* Begin EXTRACTED DATA *

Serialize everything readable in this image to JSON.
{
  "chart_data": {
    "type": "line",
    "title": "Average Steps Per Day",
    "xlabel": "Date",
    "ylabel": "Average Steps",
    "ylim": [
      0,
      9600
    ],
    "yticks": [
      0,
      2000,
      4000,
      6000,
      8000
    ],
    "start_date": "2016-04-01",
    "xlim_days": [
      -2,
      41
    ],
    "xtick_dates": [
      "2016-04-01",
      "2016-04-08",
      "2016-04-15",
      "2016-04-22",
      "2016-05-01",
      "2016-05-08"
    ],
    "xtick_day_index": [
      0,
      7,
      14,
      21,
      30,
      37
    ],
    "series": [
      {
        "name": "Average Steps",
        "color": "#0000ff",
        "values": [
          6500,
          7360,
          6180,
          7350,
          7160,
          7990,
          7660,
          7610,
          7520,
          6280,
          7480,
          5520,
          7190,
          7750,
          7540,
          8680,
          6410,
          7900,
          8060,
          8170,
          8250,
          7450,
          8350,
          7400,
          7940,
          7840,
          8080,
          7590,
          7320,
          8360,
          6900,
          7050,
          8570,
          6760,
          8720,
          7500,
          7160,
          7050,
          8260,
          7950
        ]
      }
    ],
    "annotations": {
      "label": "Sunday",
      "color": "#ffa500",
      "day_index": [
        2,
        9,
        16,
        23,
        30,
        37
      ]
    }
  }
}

* End EXTRACTED DATA *

[GOAL]
Which lines include the word "Average"? Copy every one of them.

[TASK SOLUTION]
    "title": "Average Steps Per Day",
    "ylabel": "Average Steps",
        "name": "Average Steps",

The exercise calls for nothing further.